▶ **PROBLEM DESCRIPTION**
Write out the listing beneath this instruction in its entirety, exactly as it reads.
-------
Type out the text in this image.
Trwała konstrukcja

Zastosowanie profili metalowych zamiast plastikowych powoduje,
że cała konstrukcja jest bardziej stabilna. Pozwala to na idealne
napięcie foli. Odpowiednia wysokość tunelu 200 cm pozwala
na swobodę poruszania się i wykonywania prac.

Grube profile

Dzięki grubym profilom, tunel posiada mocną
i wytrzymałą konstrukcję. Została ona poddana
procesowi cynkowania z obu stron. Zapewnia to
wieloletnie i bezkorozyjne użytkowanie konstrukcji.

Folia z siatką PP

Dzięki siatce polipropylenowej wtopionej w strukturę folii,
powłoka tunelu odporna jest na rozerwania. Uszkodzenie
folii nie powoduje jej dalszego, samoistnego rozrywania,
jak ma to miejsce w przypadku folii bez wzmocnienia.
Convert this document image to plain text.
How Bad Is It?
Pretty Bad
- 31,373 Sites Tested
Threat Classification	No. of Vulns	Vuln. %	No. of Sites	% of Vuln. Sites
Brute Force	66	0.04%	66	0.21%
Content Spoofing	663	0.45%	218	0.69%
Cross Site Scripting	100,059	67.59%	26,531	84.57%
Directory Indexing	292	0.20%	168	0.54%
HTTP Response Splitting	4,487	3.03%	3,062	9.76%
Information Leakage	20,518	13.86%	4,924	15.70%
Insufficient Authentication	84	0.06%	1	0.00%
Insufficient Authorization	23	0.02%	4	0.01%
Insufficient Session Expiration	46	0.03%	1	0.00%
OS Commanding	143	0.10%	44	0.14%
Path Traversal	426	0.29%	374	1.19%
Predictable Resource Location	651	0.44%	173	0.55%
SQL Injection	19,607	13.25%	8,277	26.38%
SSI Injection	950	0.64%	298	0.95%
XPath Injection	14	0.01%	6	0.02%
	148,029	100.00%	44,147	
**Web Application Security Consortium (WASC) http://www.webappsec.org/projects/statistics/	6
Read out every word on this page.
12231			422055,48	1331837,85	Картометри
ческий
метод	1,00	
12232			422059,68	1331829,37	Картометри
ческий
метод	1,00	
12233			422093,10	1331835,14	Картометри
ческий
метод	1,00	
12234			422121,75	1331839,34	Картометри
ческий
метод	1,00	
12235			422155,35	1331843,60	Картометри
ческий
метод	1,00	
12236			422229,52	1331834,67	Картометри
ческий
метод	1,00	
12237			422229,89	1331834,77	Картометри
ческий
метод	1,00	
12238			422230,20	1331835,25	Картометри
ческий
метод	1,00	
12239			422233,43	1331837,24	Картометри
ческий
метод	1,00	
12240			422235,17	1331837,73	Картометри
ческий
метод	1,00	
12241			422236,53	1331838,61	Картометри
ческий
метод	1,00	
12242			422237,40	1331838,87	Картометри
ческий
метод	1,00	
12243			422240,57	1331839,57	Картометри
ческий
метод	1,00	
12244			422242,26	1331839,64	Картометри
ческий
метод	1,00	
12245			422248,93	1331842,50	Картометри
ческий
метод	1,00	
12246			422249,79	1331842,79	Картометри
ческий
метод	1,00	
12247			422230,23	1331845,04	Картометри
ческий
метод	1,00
-------
▶ **REPLY**
Type out the text in this image.
Trwała konstrukcja

Zastosowanie profili metalowych zamiast plastikowych powoduje,
że cała konstrukcja jest bardziej stabilna. Pozwala to na idealne
napięcie foli. Odpowiednia wysokość tunelu 200 cm pozwala
na swobodę poruszania się i wykonywania prac.

Grube profile

Dzięki grubym profilom, tunel posiada mocną
i wytrzymałą konstrukcję. Została ona poddana
procesowi cynkowania z obu stron. Zapewnia to
wieloletnie i bezkorozyjne użytkowanie konstrukcji.

Folia z siatką PP

Dzięki siatce polipropylenowej wtopionej w strukturę folii,
powłoka tunelu odporna jest na rozerwania. Uszkodzenie
folii nie powoduje jej dalszego, samoistnego rozrywania,
jak ma to miejsce w przypadku folii bez wzmocnienia.
Convert this document image to plain text.
How Bad Is It?
Pretty Bad
- 31,373 Sites Tested
Threat Classification	No. of Vulns	Vuln. %	No. of Sites	% of Vuln. Sites
Brute Force	66	0.04%	66	0.21%
Content Spoofing	663	0.45%	218	0.69%
Cross Site Scripting	100,059	67.59%	26,531	84.57%
Directory Indexing	292	0.20%	168	0.54%
HTTP Response Splitting	4,487	3.03%	3,062	9.76%
Information Leakage	20,518	13.86%	4,924	15.70%
Insufficient Authentication	84	0.06%	1	0.00%
Insufficient Authorization	23	0.02%	4	0.01%
Insufficient Session Expiration	46	0.03%	1	0.00%
OS Commanding	143	0.10%	44	0.14%
Path Traversal	426	0.29%	374	1.19%
Predictable Resource Location	651	0.44%	173	0.55%
SQL Injection	19,607	13.25%	8,277	26.38%
SSI Injection	950	0.64%	298	0.95%
XPath Injection	14	0.01%	6	0.02%
	148,029	100.00%	44,147	
**Web Application Security Consortium (WASC) http://www.webappsec.org/projects/statistics/	6
Read out every word on this page.
12231			422055,48	1331837,85	Картометри
ческий
метод	1,00	
12232			422059,68	1331829,37	Картометри
ческий
метод	1,00	
12233			422093,10	1331835,14	Картометри
ческий
метод	1,00	
12234			422121,75	1331839,34	Картометри
ческий
метод	1,00	
12235			422155,35	1331843,60	Картометри
ческий
метод	1,00	
12236			422229,52	1331834,67	Картометри
ческий
метод	1,00	
12237			422229,89	1331834,77	Картометри
ческий
метод	1,00	
12238			422230,20	1331835,25	Картометри
ческий
метод	1,00	
12239			422233,43	1331837,24	Картометри
ческий
метод	1,00	
12240			422235,17	1331837,73	Картометри
ческий
метод	1,00	
12241			422236,53	1331838,61	Картометри
ческий
метод	1,00	
12242			422237,40	1331838,87	Картометри
ческий
метод	1,00	
12243			422240,57	1331839,57	Картометри
ческий
метод	1,00	
12244			422242,26	1331839,64	Картометри
ческий
метод	1,00	
12245			422248,93	1331842,50	Картометри
ческий
метод	1,00	
12246			422249,79	1331842,79	Картометри
ческий
метод	1,00	
12247			422230,23	1331845,04	Картометри
ческий
метод	1,00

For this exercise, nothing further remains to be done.